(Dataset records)
— start —

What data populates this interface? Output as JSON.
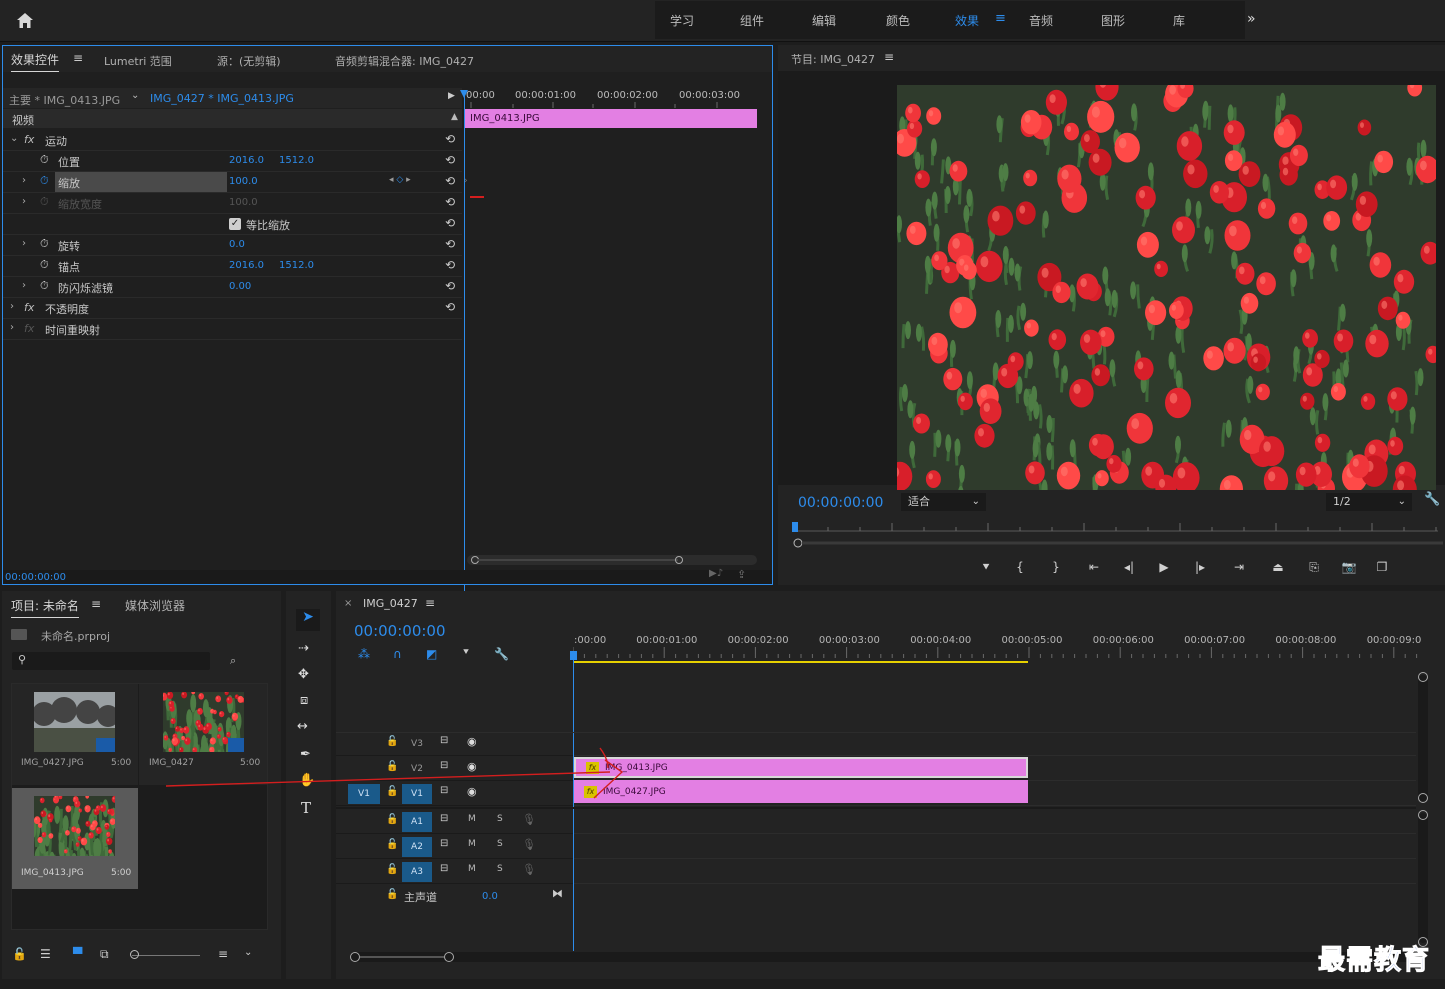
{
  "workspace_tabs": [
    "学习",
    "组件",
    "编辑",
    "颜色",
    "效果",
    "音频",
    "图形",
    "库"
  ],
  "active_tab_index": 4,
  "effect_panel": {
    "tabs": [
      "效果控件",
      "Lumetri 范围",
      "源：(无剪辑)",
      "音频剪辑混合器: IMG_0427"
    ],
    "master": "主要 * IMG_0413.JPG",
    "clip": "IMG_0427 * IMG_0413.JPG",
    "video_label": "视频",
    "ruler": [
      "00:00",
      "00:00:01:00",
      "00:00:02:00",
      "00:00:03:00"
    ],
    "clip_bar": "IMG_0413.JPG",
    "motion": "运动",
    "position": {
      "label": "位置",
      "x": "2016.0",
      "y": "1512.0"
    },
    "scale": {
      "label": "缩放",
      "value": "100.0"
    },
    "scale_width": {
      "label": "缩放宽度",
      "value": "100.0"
    },
    "uniform": "等比缩放",
    "rotation": {
      "label": "旋转",
      "value": "0.0"
    },
    "anchor": {
      "label": "锚点",
      "x": "2016.0",
      "y": "1512.0"
    },
    "flicker": {
      "label": "防闪烁滤镜",
      "value": "0.00"
    },
    "opacity": "不透明度",
    "time_remap": "时间重映射",
    "fx_label": "fx",
    "timecode": "00:00:00:00"
  },
  "program": {
    "title": "节目: IMG_0427",
    "timecode": "00:00:00:00",
    "fit": "适合",
    "quality": "1/2"
  },
  "project": {
    "tabs": [
      "项目: 未命名",
      "媒体浏览器"
    ],
    "file": "未命名.prproj",
    "items": [
      {
        "name": "IMG_0427.JPG",
        "dur": "5:00"
      },
      {
        "name": "IMG_0427",
        "dur": "5:00"
      },
      {
        "name": "IMG_0413.JPG",
        "dur": "5:00"
      }
    ]
  },
  "timeline": {
    "title": "IMG_0427",
    "timecode": "00:00:00:00",
    "ruler": [
      ":00:00",
      "00:00:01:00",
      "00:00:02:00",
      "00:00:03:00",
      "00:00:04:00",
      "00:00:05:00",
      "00:00:06:00",
      "00:00:07:00",
      "00:00:08:00",
      "00:00:09:0"
    ],
    "video_tracks": [
      "V3",
      "V2",
      "V1"
    ],
    "source_patch": "V1",
    "audio_tracks": [
      "A1",
      "A2",
      "A3"
    ],
    "mute": "M",
    "solo": "S",
    "master": {
      "label": "主声道",
      "value": "0.0"
    },
    "clips": {
      "v2": "IMG_0413.JPG",
      "v1": "IMG_0427.JPG"
    }
  },
  "watermark": "最需教育",
  "colors": {
    "accent": "#2d8ceb",
    "clip": "#e37fe3",
    "work_area": "#e6d000"
  }
}
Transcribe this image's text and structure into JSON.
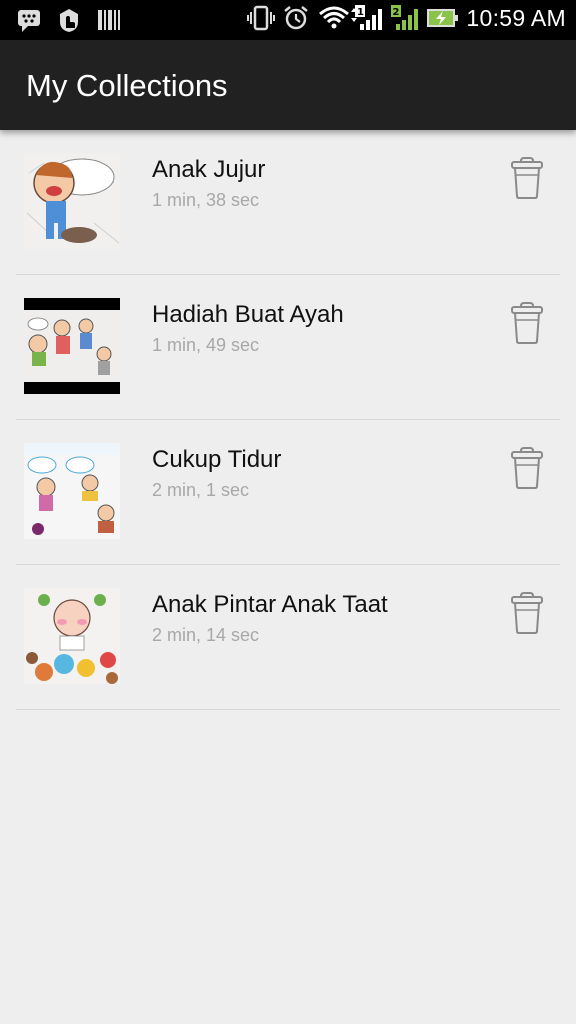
{
  "status_bar": {
    "time": "10:59 AM",
    "icons_left": [
      "bbm-icon",
      "touch-icon",
      "barcode-icon"
    ],
    "icons_right": [
      "vibrate-icon",
      "alarm-icon",
      "wifi-icon",
      "sim1-signal-icon",
      "sim2-signal-icon",
      "battery-charging-icon"
    ]
  },
  "action_bar": {
    "title": "My Collections"
  },
  "collections": [
    {
      "title": "Anak Jujur",
      "duration": "1 min, 38 sec"
    },
    {
      "title": "Hadiah Buat Ayah",
      "duration": "1 min, 49 sec"
    },
    {
      "title": "Cukup Tidur",
      "duration": "2 min, 1 sec"
    },
    {
      "title": "Anak Pintar Anak Taat",
      "duration": "2 min, 14 sec"
    }
  ],
  "colors": {
    "action_bar": "#212121",
    "background": "#eeeeee",
    "battery": "#8bc34a"
  }
}
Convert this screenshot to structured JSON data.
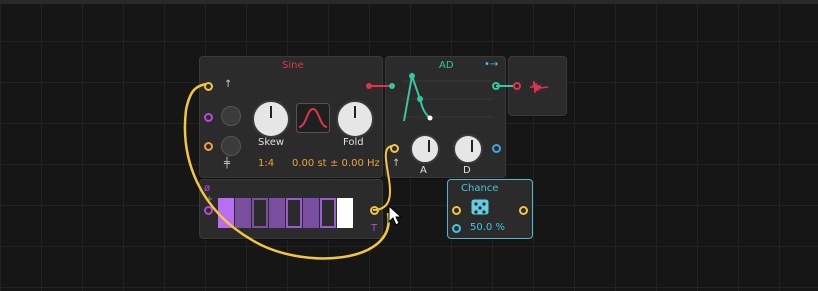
{
  "modules": {
    "sine": {
      "title": "Sine",
      "skew": "Skew",
      "fold": "Fold",
      "ratio": "1:4",
      "st": "0.00 st",
      "hz": "± 0.00 Hz"
    },
    "ad": {
      "title": "AD",
      "a": "A",
      "d": "D"
    },
    "seq": {
      "t": "T"
    },
    "chance": {
      "title": "Chance",
      "value": "50.0 %"
    }
  },
  "colors": {
    "sine_title": "#e3334b",
    "ad_title": "#33c7a1",
    "chance_title": "#43c6e3",
    "port": "#f4c63d"
  }
}
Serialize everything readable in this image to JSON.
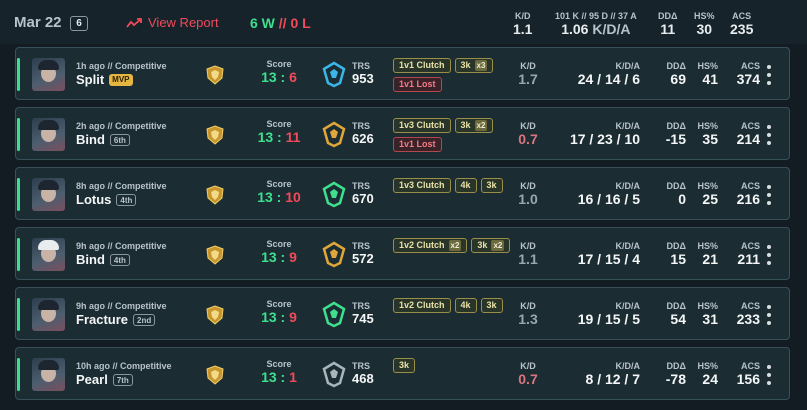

— end —

(Problem description): Reproduce every record word for word. The copy must contain no pictures.

(Response):
What data populates this interface? Output as JSON.
{
  "workspace_tabs": [
    "学习",
    "组件",
    "编辑",
    "颜色",
    "效果",
    "音频",
    "图形",
    "库"
  ],
  "active_tab_index": 4,
  "effect_panel": {
    "tabs": [
      "效果控件",
      "Lumetri 范围",
      "源：(无剪辑)",
      "音频剪辑混合器: IMG_0427"
    ],
    "master": "主要 * IMG_0413.JPG",
    "clip": "IMG_0427 * IMG_0413.JPG",
    "video_label": "视频",
    "ruler": [
      "00:00",
      "00:00:01:00",
      "00:00:02:00",
      "00:00:03:00"
    ],
    "clip_bar": "IMG_0413.JPG",
    "motion": "运动",
    "position": {
      "label": "位置",
      "x": "2016.0",
      "y": "1512.0"
    },
    "scale": {
      "label": "缩放",
      "value": "100.0"
    },
    "scale_width": {
      "label": "缩放宽度",
      "value": "100.0"
    },
    "uniform": "等比缩放",
    "rotation": {
      "label": "旋转",
      "value": "0.0"
    },
    "anchor": {
      "label": "锚点",
      "x": "2016.0",
      "y": "1512.0"
    },
    "flicker": {
      "label": "防闪烁滤镜",
      "value": "0.00"
    },
    "opacity": "不透明度",
    "time_remap": "时间重映射",
    "fx_label": "fx",
    "timecode": "00:00:00:00"
  },
  "program": {
    "title": "节目: IMG_0427",
    "timecode": "00:00:00:00",
    "fit": "适合",
    "quality": "1/2"
  },
  "project": {
    "tabs": [
      "项目: 未命名",
      "媒体浏览器"
    ],
    "file": "未命名.prproj",
    "items": [
      {
        "name": "IMG_0427.JPG",
        "dur": "5:00"
      },
      {
        "name": "IMG_0427",
        "dur": "5:00"
      },
      {
        "name": "IMG_0413.JPG",
        "dur": "5:00"
      }
    ]
  },
  "timeline": {
    "title": "IMG_0427",
    "timecode": "00:00:00:00",
    "ruler": [
      ":00:00",
      "00:00:01:00",
      "00:00:02:00",
      "00:00:03:00",
      "00:00:04:00",
      "00:00:05:00",
      "00:00:06:00",
      "00:00:07:00",
      "00:00:08:00",
      "00:00:09:0"
    ],
    "video_tracks": [
      "V3",
      "V2",
      "V1"
    ],
    "source_patch": "V1",
    "audio_tracks": [
      "A1",
      "A2",
      "A3"
    ],
    "mute": "M",
    "solo": "S",
    "master": {
      "label": "主声道",
      "value": "0.0"
    },
    "clips": {
      "v2": "IMG_0413.JPG",
      "v1": "IMG_0427.JPG"
    }
  },
  "watermark": "最需教育",
  "colors": {
    "accent": "#2d8ceb",
    "clip": "#e37fe3",
    "work_area": "#e6d000"
  }
}
Transcribe this image's text and structure into JSON.
{
  "status_bar": {
    "time": "10:59 AM",
    "icons_left": [
      "bbm-icon",
      "touch-icon",
      "barcode-icon"
    ],
    "icons_right": [
      "vibrate-icon",
      "alarm-icon",
      "wifi-icon",
      "sim1-signal-icon",
      "sim2-signal-icon",
      "battery-charging-icon"
    ]
  },
  "action_bar": {
    "title": "My Collections"
  },
  "collections": [
    {
      "title": "Anak Jujur",
      "duration": "1 min, 38 sec"
    },
    {
      "title": "Hadiah Buat Ayah",
      "duration": "1 min, 49 sec"
    },
    {
      "title": "Cukup Tidur",
      "duration": "2 min, 1 sec"
    },
    {
      "title": "Anak Pintar Anak Taat",
      "duration": "2 min, 14 sec"
    }
  ],
  "colors": {
    "action_bar": "#212121",
    "background": "#eeeeee",
    "battery": "#8bc34a"
  }
}
Convert this screenshot to structured JSON data.
{
  "modules": {
    "sine": {
      "title": "Sine",
      "skew": "Skew",
      "fold": "Fold",
      "ratio": "1:4",
      "st": "0.00 st",
      "hz": "± 0.00 Hz"
    },
    "ad": {
      "title": "AD",
      "a": "A",
      "d": "D"
    },
    "seq": {
      "t": "T"
    },
    "chance": {
      "title": "Chance",
      "value": "50.0 %"
    }
  },
  "colors": {
    "sine_title": "#e3334b",
    "ad_title": "#33c7a1",
    "chance_title": "#43c6e3",
    "port": "#f4c63d"
  }
}
Serialize everything readable in this image to JSON.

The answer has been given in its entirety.